= Required task =
Set down each entry exactly as given; pictures should not appear in the copy.

= Supplied material =

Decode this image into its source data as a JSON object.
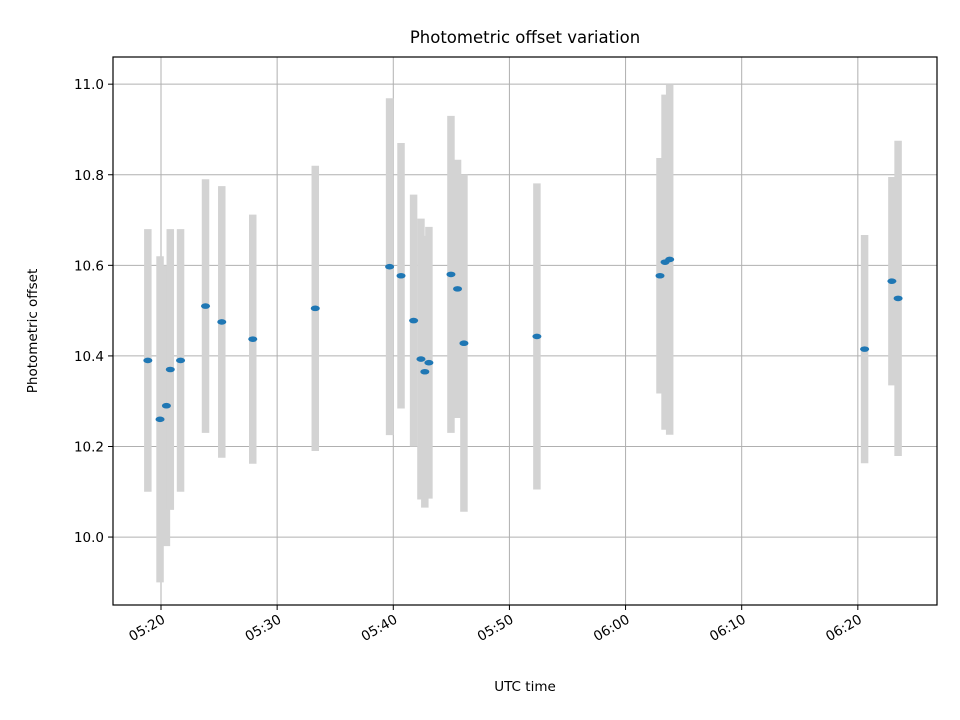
{
  "chart_data": {
    "type": "scatter",
    "title": "Photometric offset variation",
    "xlabel": "UTC time",
    "ylabel": "Photometric offset",
    "xlim": [
      "05:15:52",
      "06:26:49"
    ],
    "ylim": [
      9.85,
      11.06
    ],
    "grid": true,
    "x_ticks": [
      "05:20",
      "05:30",
      "05:40",
      "05:50",
      "06:00",
      "06:10",
      "06:20"
    ],
    "y_ticks": [
      "10.0",
      "10.2",
      "10.4",
      "10.6",
      "10.8",
      "11.0"
    ],
    "colors": {
      "points": "#1f77b4",
      "errorbars": "#d3d3d3",
      "grid": "#b0b0b0"
    },
    "points": [
      {
        "x": "05:18:52",
        "y": 10.39,
        "yerr": 0.29
      },
      {
        "x": "05:19:55",
        "y": 10.26,
        "yerr": 0.36
      },
      {
        "x": "05:20:28",
        "y": 10.29,
        "yerr": 0.31
      },
      {
        "x": "05:20:48",
        "y": 10.37,
        "yerr": 0.31
      },
      {
        "x": "05:21:41",
        "y": 10.39,
        "yerr": 0.29
      },
      {
        "x": "05:23:50",
        "y": 10.51,
        "yerr": 0.28
      },
      {
        "x": "05:25:14",
        "y": 10.475,
        "yerr": 0.3
      },
      {
        "x": "05:27:54",
        "y": 10.437,
        "yerr": 0.275
      },
      {
        "x": "05:33:17",
        "y": 10.505,
        "yerr": 0.315
      },
      {
        "x": "05:39:41",
        "y": 10.597,
        "yerr": 0.372
      },
      {
        "x": "05:40:40",
        "y": 10.577,
        "yerr": 0.293
      },
      {
        "x": "05:41:45",
        "y": 10.478,
        "yerr": 0.278
      },
      {
        "x": "05:42:23",
        "y": 10.393,
        "yerr": 0.31
      },
      {
        "x": "05:42:43",
        "y": 10.365,
        "yerr": 0.3
      },
      {
        "x": "05:43:04",
        "y": 10.385,
        "yerr": 0.3
      },
      {
        "x": "05:44:58",
        "y": 10.58,
        "yerr": 0.35
      },
      {
        "x": "05:45:32",
        "y": 10.548,
        "yerr": 0.285
      },
      {
        "x": "05:46:05",
        "y": 10.428,
        "yerr": 0.372
      },
      {
        "x": "05:52:22",
        "y": 10.443,
        "yerr": 0.338
      },
      {
        "x": "06:02:58",
        "y": 10.577,
        "yerr": 0.26
      },
      {
        "x": "06:03:24",
        "y": 10.607,
        "yerr": 0.37
      },
      {
        "x": "06:03:48",
        "y": 10.613,
        "yerr": 0.387
      },
      {
        "x": "06:20:35",
        "y": 10.415,
        "yerr": 0.252
      },
      {
        "x": "06:22:56",
        "y": 10.565,
        "yerr": 0.23
      },
      {
        "x": "06:23:28",
        "y": 10.527,
        "yerr": 0.348
      }
    ]
  }
}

= Right answer =
Decode this image into its source data as a JSON object.
{
  "chart_data": {
    "type": "scatter",
    "title": "Photometric offset variation",
    "xlabel": "UTC time",
    "ylabel": "Photometric offset",
    "xlim": [
      "05:15:52",
      "06:26:49"
    ],
    "ylim": [
      9.85,
      11.06
    ],
    "grid": true,
    "x_ticks": [
      "05:20",
      "05:30",
      "05:40",
      "05:50",
      "06:00",
      "06:10",
      "06:20"
    ],
    "y_ticks": [
      "10.0",
      "10.2",
      "10.4",
      "10.6",
      "10.8",
      "11.0"
    ],
    "colors": {
      "points": "#1f77b4",
      "errorbars": "#d3d3d3",
      "grid": "#b0b0b0"
    },
    "points": [
      {
        "x": "05:18:52",
        "y": 10.39,
        "yerr": 0.29
      },
      {
        "x": "05:19:55",
        "y": 10.26,
        "yerr": 0.36
      },
      {
        "x": "05:20:28",
        "y": 10.29,
        "yerr": 0.31
      },
      {
        "x": "05:20:48",
        "y": 10.37,
        "yerr": 0.31
      },
      {
        "x": "05:21:41",
        "y": 10.39,
        "yerr": 0.29
      },
      {
        "x": "05:23:50",
        "y": 10.51,
        "yerr": 0.28
      },
      {
        "x": "05:25:14",
        "y": 10.475,
        "yerr": 0.3
      },
      {
        "x": "05:27:54",
        "y": 10.437,
        "yerr": 0.275
      },
      {
        "x": "05:33:17",
        "y": 10.505,
        "yerr": 0.315
      },
      {
        "x": "05:39:41",
        "y": 10.597,
        "yerr": 0.372
      },
      {
        "x": "05:40:40",
        "y": 10.577,
        "yerr": 0.293
      },
      {
        "x": "05:41:45",
        "y": 10.478,
        "yerr": 0.278
      },
      {
        "x": "05:42:23",
        "y": 10.393,
        "yerr": 0.31
      },
      {
        "x": "05:42:43",
        "y": 10.365,
        "yerr": 0.3
      },
      {
        "x": "05:43:04",
        "y": 10.385,
        "yerr": 0.3
      },
      {
        "x": "05:44:58",
        "y": 10.58,
        "yerr": 0.35
      },
      {
        "x": "05:45:32",
        "y": 10.548,
        "yerr": 0.285
      },
      {
        "x": "05:46:05",
        "y": 10.428,
        "yerr": 0.372
      },
      {
        "x": "05:52:22",
        "y": 10.443,
        "yerr": 0.338
      },
      {
        "x": "06:02:58",
        "y": 10.577,
        "yerr": 0.26
      },
      {
        "x": "06:03:24",
        "y": 10.607,
        "yerr": 0.37
      },
      {
        "x": "06:03:48",
        "y": 10.613,
        "yerr": 0.387
      },
      {
        "x": "06:20:35",
        "y": 10.415,
        "yerr": 0.252
      },
      {
        "x": "06:22:56",
        "y": 10.565,
        "yerr": 0.23
      },
      {
        "x": "06:23:28",
        "y": 10.527,
        "yerr": 0.348
      }
    ]
  }
}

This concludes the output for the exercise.